[start]
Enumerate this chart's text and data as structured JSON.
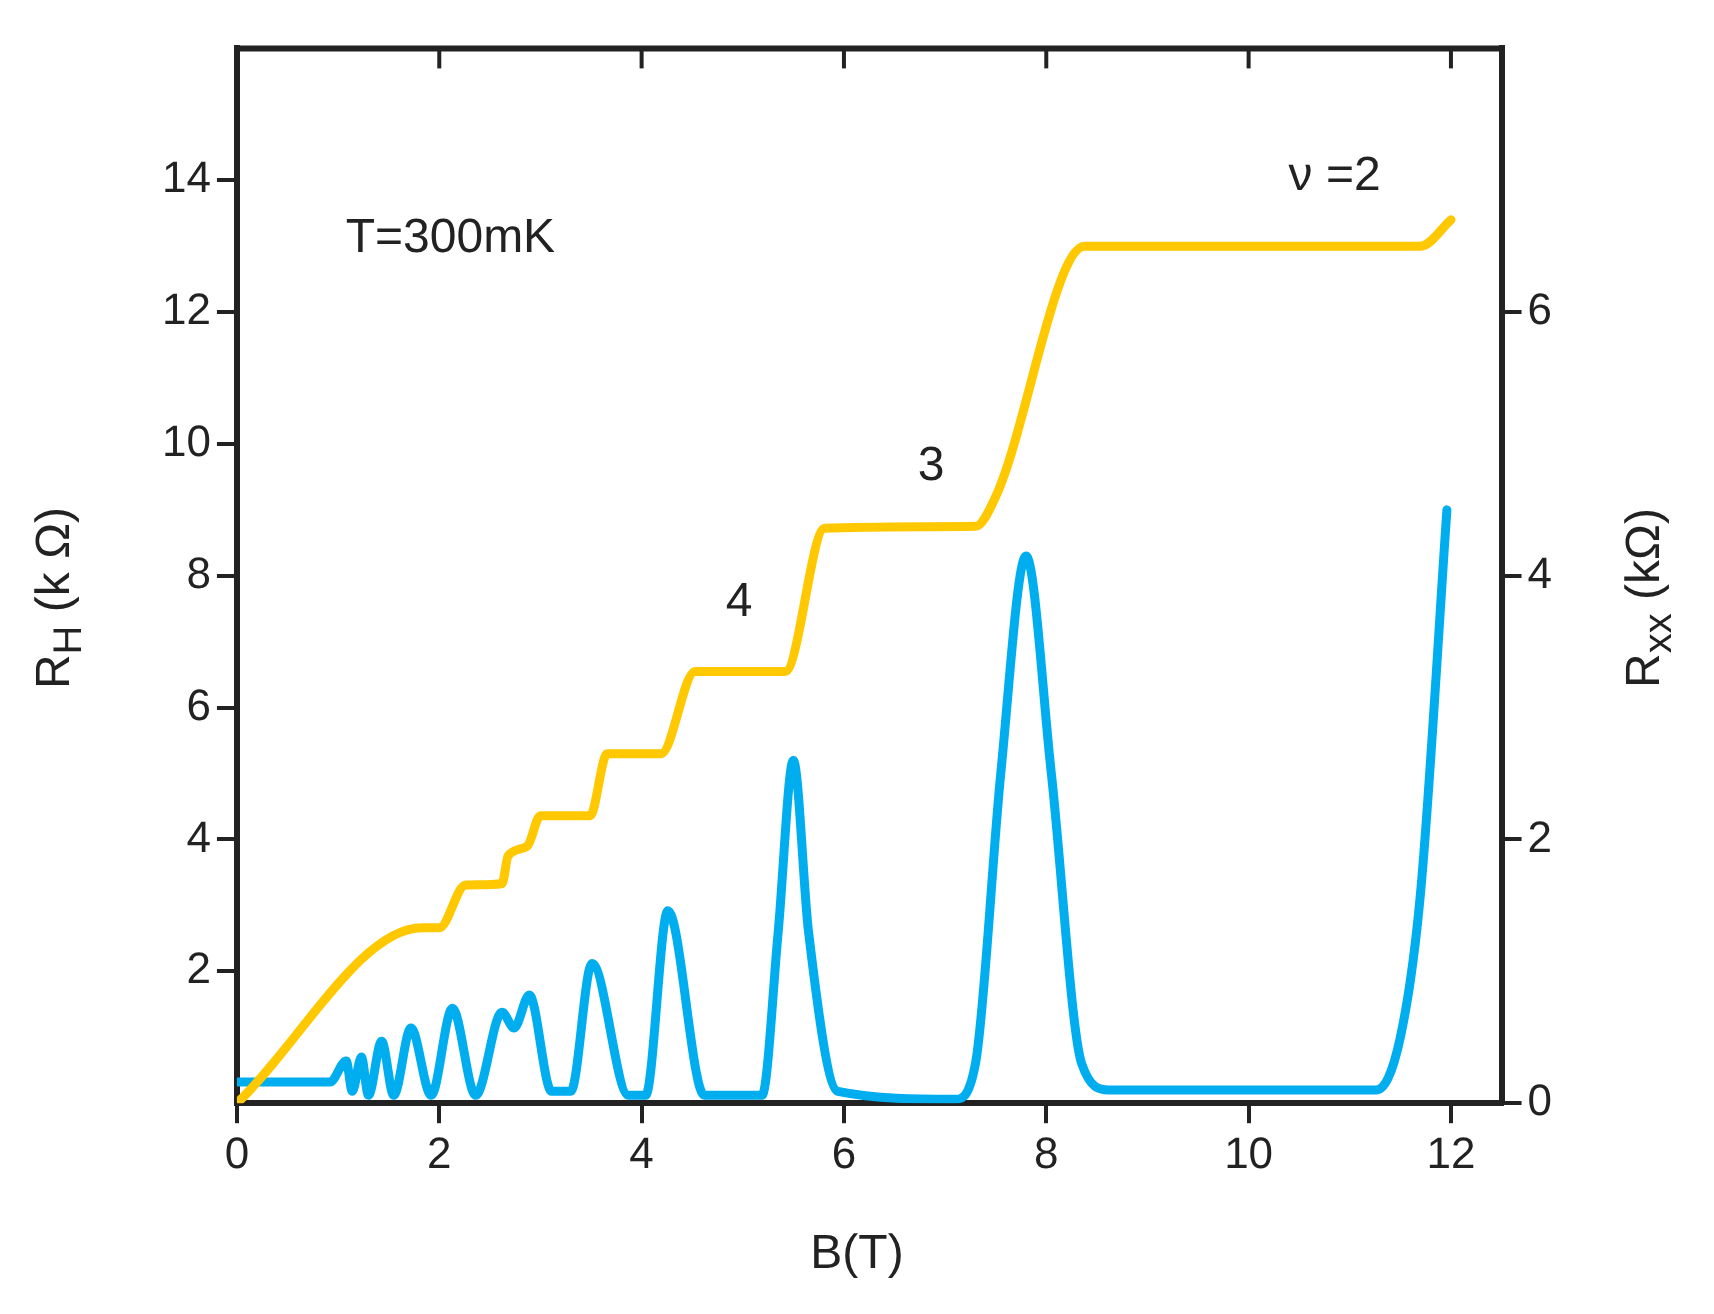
{
  "chart_data": {
    "type": "line",
    "xlabel": "B(T)",
    "ylabel": "R$_{H}$ (k Ω)",
    "y2label": "R$_{xx}$ (kΩ)",
    "xlim": [
      0,
      12.5
    ],
    "xticks": [
      0,
      2,
      4,
      6,
      8,
      10,
      12
    ],
    "ylim": [
      0,
      16
    ],
    "yticks": [
      2,
      4,
      6,
      8,
      10,
      12,
      14
    ],
    "y2lim": [
      0,
      8
    ],
    "y2ticks": [
      0,
      2,
      4,
      6
    ],
    "grid": false,
    "legend": false,
    "marker": "none",
    "line_style": "solid",
    "series": [
      {
        "color": "#ffc800",
        "x": [
          0,
          1.83,
          2.0,
          2.26,
          2.62,
          2.68,
          2.87,
          3.0,
          3.49,
          3.66,
          4.19,
          4.53,
          5.42,
          5.81,
          7.3,
          7.5,
          8.38,
          11.7,
          12.0
        ],
        "values": [
          0,
          2.66,
          2.66,
          3.31,
          3.33,
          3.75,
          3.9,
          4.36,
          4.36,
          5.3,
          5.3,
          6.55,
          6.55,
          8.72,
          8.75,
          9.2,
          13.0,
          13.0,
          13.4
        ]
      },
      {
        "color": "#00aeef",
        "axis": "y2",
        "x": [
          0,
          0.92,
          1.08,
          1.14,
          1.23,
          1.3,
          1.43,
          1.55,
          1.72,
          1.92,
          2.13,
          2.36,
          2.62,
          2.74,
          2.89,
          3.11,
          3.3,
          3.51,
          3.87,
          4.04,
          4.26,
          4.62,
          5.19,
          5.35,
          5.5,
          5.65,
          5.94,
          7.1,
          7.3,
          7.55,
          7.8,
          8.05,
          8.35,
          8.62,
          11.26,
          11.5,
          11.7,
          11.96
        ],
        "values": [
          0.16,
          0.16,
          0.32,
          0.09,
          0.35,
          0.06,
          0.47,
          0.06,
          0.57,
          0.06,
          0.72,
          0.06,
          0.69,
          0.57,
          0.82,
          0.09,
          0.09,
          1.06,
          0.06,
          0.06,
          1.46,
          0.06,
          0.06,
          1.3,
          2.6,
          1.3,
          0.09,
          0.03,
          0.3,
          2.5,
          4.15,
          2.5,
          0.3,
          0.1,
          0.1,
          0.5,
          1.6,
          4.5
        ]
      }
    ],
    "annotations": [
      "T=300mK",
      "4",
      "3",
      "ν =2"
    ]
  }
}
[end]
* [Directions for this task]
The pictures should not appear in the copy; every other part of the records above must be returned exactly.

* [In response]
Enumerate this chart's text and data as structured JSON.
{
  "chart_data": {
    "type": "line",
    "xlabel": "B(T)",
    "ylabel": "R$_{H}$ (k Ω)",
    "y2label": "R$_{xx}$ (kΩ)",
    "xlim": [
      0,
      12.5
    ],
    "xticks": [
      0,
      2,
      4,
      6,
      8,
      10,
      12
    ],
    "ylim": [
      0,
      16
    ],
    "yticks": [
      2,
      4,
      6,
      8,
      10,
      12,
      14
    ],
    "y2lim": [
      0,
      8
    ],
    "y2ticks": [
      0,
      2,
      4,
      6
    ],
    "grid": false,
    "legend": false,
    "marker": "none",
    "line_style": "solid",
    "series": [
      {
        "color": "#ffc800",
        "x": [
          0,
          1.83,
          2.0,
          2.26,
          2.62,
          2.68,
          2.87,
          3.0,
          3.49,
          3.66,
          4.19,
          4.53,
          5.42,
          5.81,
          7.3,
          7.5,
          8.38,
          11.7,
          12.0
        ],
        "values": [
          0,
          2.66,
          2.66,
          3.31,
          3.33,
          3.75,
          3.9,
          4.36,
          4.36,
          5.3,
          5.3,
          6.55,
          6.55,
          8.72,
          8.75,
          9.2,
          13.0,
          13.0,
          13.4
        ]
      },
      {
        "color": "#00aeef",
        "axis": "y2",
        "x": [
          0,
          0.92,
          1.08,
          1.14,
          1.23,
          1.3,
          1.43,
          1.55,
          1.72,
          1.92,
          2.13,
          2.36,
          2.62,
          2.74,
          2.89,
          3.11,
          3.3,
          3.51,
          3.87,
          4.04,
          4.26,
          4.62,
          5.19,
          5.35,
          5.5,
          5.65,
          5.94,
          7.1,
          7.3,
          7.55,
          7.8,
          8.05,
          8.35,
          8.62,
          11.26,
          11.5,
          11.7,
          11.96
        ],
        "values": [
          0.16,
          0.16,
          0.32,
          0.09,
          0.35,
          0.06,
          0.47,
          0.06,
          0.57,
          0.06,
          0.72,
          0.06,
          0.69,
          0.57,
          0.82,
          0.09,
          0.09,
          1.06,
          0.06,
          0.06,
          1.46,
          0.06,
          0.06,
          1.3,
          2.6,
          1.3,
          0.09,
          0.03,
          0.3,
          2.5,
          4.15,
          2.5,
          0.3,
          0.1,
          0.1,
          0.5,
          1.6,
          4.5
        ]
      }
    ],
    "annotations": [
      "T=300mK",
      "4",
      "3",
      "ν =2"
    ]
  }
}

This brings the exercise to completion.